» Set task: Reproduce each line of the data below verbatim, without changing anything.

____________

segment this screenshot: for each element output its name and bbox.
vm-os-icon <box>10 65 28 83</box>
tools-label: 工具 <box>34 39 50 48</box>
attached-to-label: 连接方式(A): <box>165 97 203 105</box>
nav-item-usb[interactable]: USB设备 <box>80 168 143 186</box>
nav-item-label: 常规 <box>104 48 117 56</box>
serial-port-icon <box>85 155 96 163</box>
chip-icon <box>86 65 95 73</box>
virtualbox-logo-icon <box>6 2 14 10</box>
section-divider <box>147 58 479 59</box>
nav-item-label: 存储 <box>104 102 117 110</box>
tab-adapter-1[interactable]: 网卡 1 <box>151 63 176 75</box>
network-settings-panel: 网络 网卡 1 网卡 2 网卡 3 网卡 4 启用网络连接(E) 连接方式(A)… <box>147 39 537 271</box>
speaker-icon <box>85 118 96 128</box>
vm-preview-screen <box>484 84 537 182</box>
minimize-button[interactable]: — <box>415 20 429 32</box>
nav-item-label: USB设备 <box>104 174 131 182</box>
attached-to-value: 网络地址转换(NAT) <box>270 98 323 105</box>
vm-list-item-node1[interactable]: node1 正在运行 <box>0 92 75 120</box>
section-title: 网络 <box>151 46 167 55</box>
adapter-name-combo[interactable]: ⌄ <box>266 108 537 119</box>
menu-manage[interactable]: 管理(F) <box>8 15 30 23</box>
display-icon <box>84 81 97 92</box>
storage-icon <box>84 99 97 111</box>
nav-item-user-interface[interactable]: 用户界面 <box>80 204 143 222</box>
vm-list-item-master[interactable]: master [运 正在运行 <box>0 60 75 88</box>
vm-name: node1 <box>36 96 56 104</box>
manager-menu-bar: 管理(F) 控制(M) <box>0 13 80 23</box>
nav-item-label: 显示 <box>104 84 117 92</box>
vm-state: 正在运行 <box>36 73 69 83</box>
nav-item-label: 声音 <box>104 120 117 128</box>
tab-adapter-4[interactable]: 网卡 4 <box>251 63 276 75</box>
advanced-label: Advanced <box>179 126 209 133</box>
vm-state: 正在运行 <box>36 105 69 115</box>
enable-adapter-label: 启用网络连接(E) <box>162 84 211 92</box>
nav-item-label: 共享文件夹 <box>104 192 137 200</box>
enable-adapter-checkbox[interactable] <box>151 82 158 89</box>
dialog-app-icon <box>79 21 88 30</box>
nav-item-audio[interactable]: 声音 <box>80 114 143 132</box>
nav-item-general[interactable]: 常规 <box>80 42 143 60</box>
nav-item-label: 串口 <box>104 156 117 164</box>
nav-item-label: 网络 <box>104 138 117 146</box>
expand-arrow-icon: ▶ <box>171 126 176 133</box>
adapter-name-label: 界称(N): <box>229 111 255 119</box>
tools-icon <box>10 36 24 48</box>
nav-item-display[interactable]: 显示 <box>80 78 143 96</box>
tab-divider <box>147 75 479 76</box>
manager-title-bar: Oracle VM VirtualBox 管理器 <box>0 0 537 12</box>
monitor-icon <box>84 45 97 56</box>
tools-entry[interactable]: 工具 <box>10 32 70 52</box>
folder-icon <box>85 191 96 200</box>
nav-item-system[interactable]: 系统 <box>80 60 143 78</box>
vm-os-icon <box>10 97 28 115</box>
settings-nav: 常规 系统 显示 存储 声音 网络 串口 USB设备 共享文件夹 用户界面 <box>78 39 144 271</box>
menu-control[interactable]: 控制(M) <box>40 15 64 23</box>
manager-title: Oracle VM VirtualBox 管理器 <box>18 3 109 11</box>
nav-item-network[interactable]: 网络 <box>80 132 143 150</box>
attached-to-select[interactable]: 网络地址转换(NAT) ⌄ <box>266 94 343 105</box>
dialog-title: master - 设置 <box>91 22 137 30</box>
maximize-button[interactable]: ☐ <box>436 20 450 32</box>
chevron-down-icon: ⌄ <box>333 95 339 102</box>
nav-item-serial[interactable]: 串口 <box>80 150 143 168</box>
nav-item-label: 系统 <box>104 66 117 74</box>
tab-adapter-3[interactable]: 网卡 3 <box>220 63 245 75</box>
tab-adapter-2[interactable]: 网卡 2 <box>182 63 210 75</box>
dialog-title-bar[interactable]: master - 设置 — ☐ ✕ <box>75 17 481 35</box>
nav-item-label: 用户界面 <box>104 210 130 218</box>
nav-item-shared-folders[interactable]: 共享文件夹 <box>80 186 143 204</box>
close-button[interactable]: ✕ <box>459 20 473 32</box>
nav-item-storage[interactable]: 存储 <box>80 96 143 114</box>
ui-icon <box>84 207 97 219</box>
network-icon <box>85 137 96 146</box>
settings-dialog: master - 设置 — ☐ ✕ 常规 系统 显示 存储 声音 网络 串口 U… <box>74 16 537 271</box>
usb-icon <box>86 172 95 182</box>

____________

» Final result:
segment this screenshot: for each element output its name and bbox.
vm-os-icon <box>10 65 28 83</box>
tools-label: 工具 <box>34 39 50 48</box>
attached-to-label: 连接方式(A): <box>165 97 203 105</box>
nav-item-usb[interactable]: USB设备 <box>80 168 143 186</box>
nav-item-label: 常规 <box>104 48 117 56</box>
serial-port-icon <box>85 155 96 163</box>
chip-icon <box>86 65 95 73</box>
virtualbox-logo-icon <box>6 2 14 10</box>
section-divider <box>147 58 479 59</box>
nav-item-label: 存储 <box>104 102 117 110</box>
tab-adapter-1[interactable]: 网卡 1 <box>151 63 176 75</box>
network-settings-panel: 网络 网卡 1 网卡 2 网卡 3 网卡 4 启用网络连接(E) 连接方式(A)… <box>147 39 537 271</box>
speaker-icon <box>85 118 96 128</box>
vm-preview-screen <box>484 84 537 182</box>
minimize-button[interactable]: — <box>415 20 429 32</box>
nav-item-label: USB设备 <box>104 174 131 182</box>
attached-to-value: 网络地址转换(NAT) <box>270 98 323 105</box>
vm-list-item-node1[interactable]: node1 正在运行 <box>0 92 75 120</box>
section-title: 网络 <box>151 46 167 55</box>
adapter-name-combo[interactable]: ⌄ <box>266 108 537 119</box>
menu-manage[interactable]: 管理(F) <box>8 15 30 23</box>
display-icon <box>84 81 97 92</box>
storage-icon <box>84 99 97 111</box>
nav-item-user-interface[interactable]: 用户界面 <box>80 204 143 222</box>
vm-list-item-master[interactable]: master [运 正在运行 <box>0 60 75 88</box>
vm-name: node1 <box>36 96 56 104</box>
manager-menu-bar: 管理(F) 控制(M) <box>0 13 80 23</box>
nav-item-label: 显示 <box>104 84 117 92</box>
vm-state: 正在运行 <box>36 73 69 83</box>
nav-item-label: 声音 <box>104 120 117 128</box>
tab-adapter-4[interactable]: 网卡 4 <box>251 63 276 75</box>
advanced-label: Advanced <box>179 126 209 133</box>
vm-state: 正在运行 <box>36 105 69 115</box>
enable-adapter-label: 启用网络连接(E) <box>162 84 211 92</box>
nav-item-label: 共享文件夹 <box>104 192 137 200</box>
enable-adapter-checkbox[interactable] <box>151 82 158 89</box>
dialog-app-icon <box>79 21 88 30</box>
nav-item-audio[interactable]: 声音 <box>80 114 143 132</box>
nav-item-general[interactable]: 常规 <box>80 42 143 60</box>
nav-item-label: 串口 <box>104 156 117 164</box>
nav-item-label: 网络 <box>104 138 117 146</box>
expand-arrow-icon: ▶ <box>171 126 176 133</box>
adapter-name-label: 界称(N): <box>229 111 255 119</box>
tools-icon <box>10 36 24 48</box>
nav-item-display[interactable]: 显示 <box>80 78 143 96</box>
tab-divider <box>147 75 479 76</box>
manager-title-bar: Oracle VM VirtualBox 管理器 <box>0 0 537 12</box>
monitor-icon <box>84 45 97 56</box>
tools-entry[interactable]: 工具 <box>10 32 70 52</box>
folder-icon <box>85 191 96 200</box>
nav-item-system[interactable]: 系统 <box>80 60 143 78</box>
vm-os-icon <box>10 97 28 115</box>
settings-nav: 常规 系统 显示 存储 声音 网络 串口 USB设备 共享文件夹 用户界面 <box>78 39 144 271</box>
menu-control[interactable]: 控制(M) <box>40 15 64 23</box>
manager-title: Oracle VM VirtualBox 管理器 <box>18 3 109 11</box>
nav-item-network[interactable]: 网络 <box>80 132 143 150</box>
attached-to-select[interactable]: 网络地址转换(NAT) ⌄ <box>266 94 343 105</box>
dialog-title: master - 设置 <box>91 22 137 30</box>
maximize-button[interactable]: ☐ <box>436 20 450 32</box>
chevron-down-icon: ⌄ <box>333 95 339 102</box>
nav-item-serial[interactable]: 串口 <box>80 150 143 168</box>
nav-item-label: 系统 <box>104 66 117 74</box>
tab-adapter-3[interactable]: 网卡 3 <box>220 63 245 75</box>
tab-adapter-2[interactable]: 网卡 2 <box>182 63 210 75</box>
dialog-title-bar[interactable]: master - 设置 — ☐ ✕ <box>75 17 481 35</box>
nav-item-label: 用户界面 <box>104 210 130 218</box>
nav-item-shared-folders[interactable]: 共享文件夹 <box>80 186 143 204</box>
close-button[interactable]: ✕ <box>459 20 473 32</box>
nav-item-storage[interactable]: 存储 <box>80 96 143 114</box>
ui-icon <box>84 207 97 219</box>
network-icon <box>85 137 96 146</box>
settings-dialog: master - 设置 — ☐ ✕ 常规 系统 显示 存储 声音 网络 串口 U… <box>74 16 537 271</box>
usb-icon <box>86 172 95 182</box>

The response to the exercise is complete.